Provided entries:
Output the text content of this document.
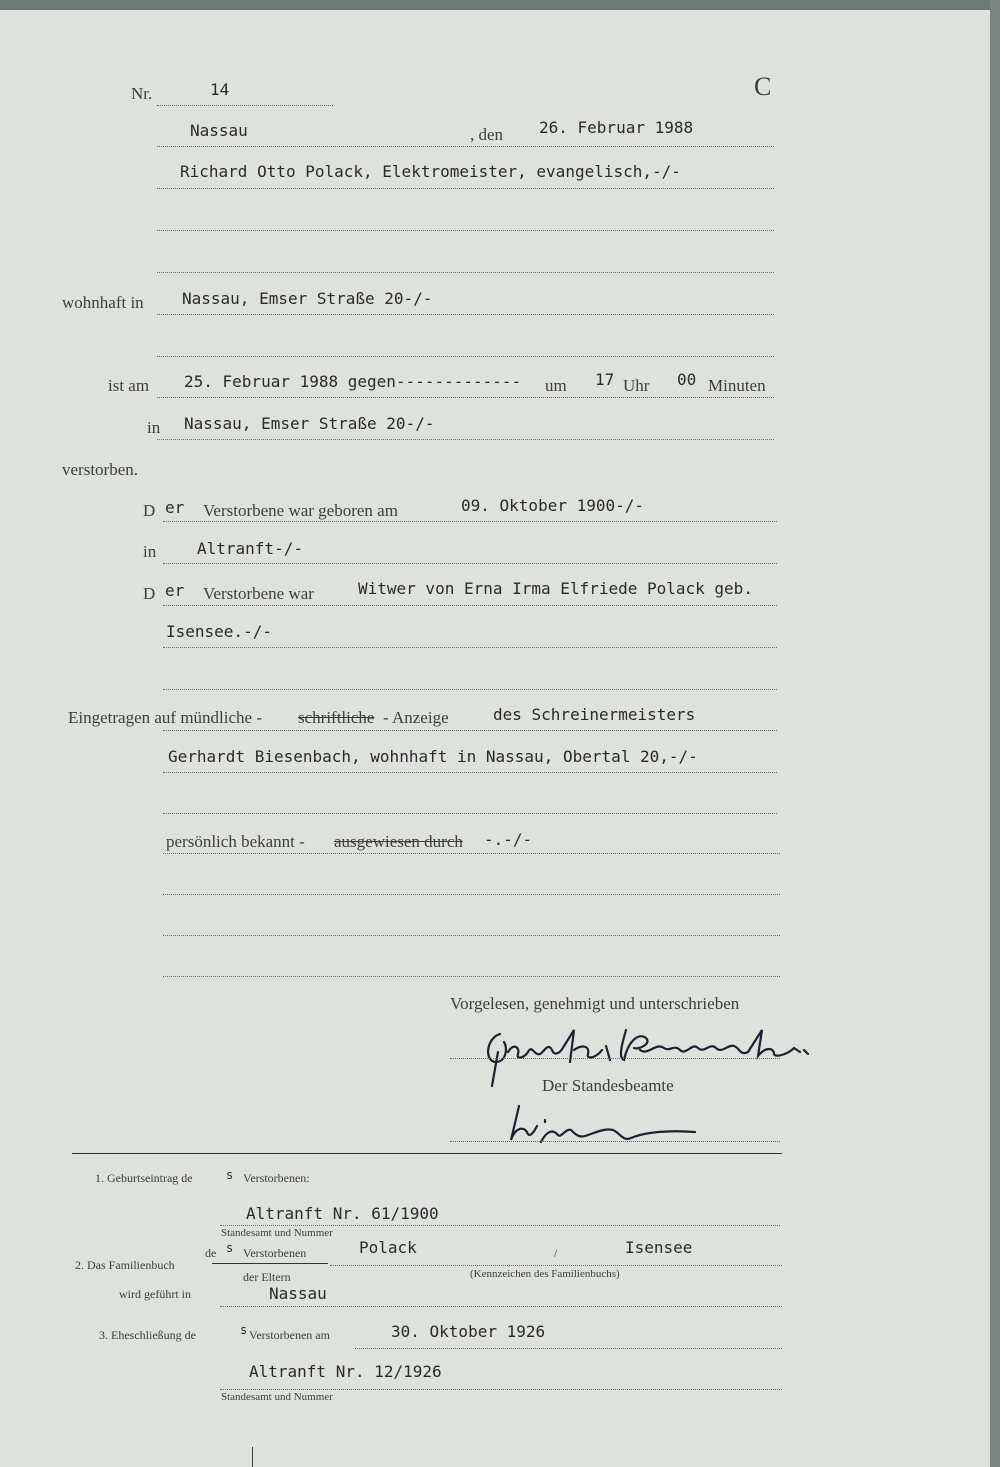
Nr.	14	C
Nassau	, den 26. Februar 1988
Richard Otto Polack, Elektromeister, evangelisch,-/-
wohnhaft in Nassau, Emser Straße 20-/-
ist am 25. Februar 1988 gegen------------- um 17 Uhr 00 Minuten
in Nassau, Emser Straße 20-/-
verstorben.
D er Verstorbene war geboren am	09. Oktober 1900-/-
in	Altranft-/-
D er Verstorbene war	Witwer von Erna Irma Elfriede Polack geb.
Isensee.-/-
Eingetragen auf mündliche - schriftliche - Anzeige	des Schreinermeisters
Gerhardt Biesenbach, wohnhaft in Nassau, Obertal 20,-/-
persönlich bekannt - ausgewiesen durch -.-/-
Vorgelesen, genehmigt und unterschrieben
Der Standesbeamte
1. Geburtseintrag de	s Verstorbenen:
Altranft Nr. 61/1900
Standesamt und Nummer
de s Verstorbenen	Polack	/	Isensee
2. Das Familienbuch
der Eltern	(Kennzeichen des Familienbuchs)
wird geführt in	Nassau
3. Eheschließung de	s Verstorbenen am	30. Oktober 1926
Altranft Nr. 12/1926
Standesamt und Nummer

Aim of the exercise: Restate the data above exactly, stripping out each image.

Result of the task:
Output the text content of this document.
Nr.	14	C
Nassau	, den 26. Februar 1988
Richard Otto Polack, Elektromeister, evangelisch,-/-
wohnhaft in Nassau, Emser Straße 20-/-
ist am 25. Februar 1988 gegen------------- um 17 Uhr 00 Minuten
in Nassau, Emser Straße 20-/-
verstorben.
D er Verstorbene war geboren am	09. Oktober 1900-/-
in	Altranft-/-
D er Verstorbene war	Witwer von Erna Irma Elfriede Polack geb.
Isensee.-/-
Eingetragen auf mündliche - schriftliche - Anzeige	des Schreinermeisters
Gerhardt Biesenbach, wohnhaft in Nassau, Obertal 20,-/-
persönlich bekannt - ausgewiesen durch -.-/-
Vorgelesen, genehmigt und unterschrieben
Der Standesbeamte
1. Geburtseintrag de	s Verstorbenen:
Altranft Nr. 61/1900
Standesamt und Nummer
de s Verstorbenen	Polack	/	Isensee
2. Das Familienbuch
der Eltern	(Kennzeichen des Familienbuchs)
wird geführt in	Nassau
3. Eheschließung de	s Verstorbenen am	30. Oktober 1926
Altranft Nr. 12/1926
Standesamt und Nummer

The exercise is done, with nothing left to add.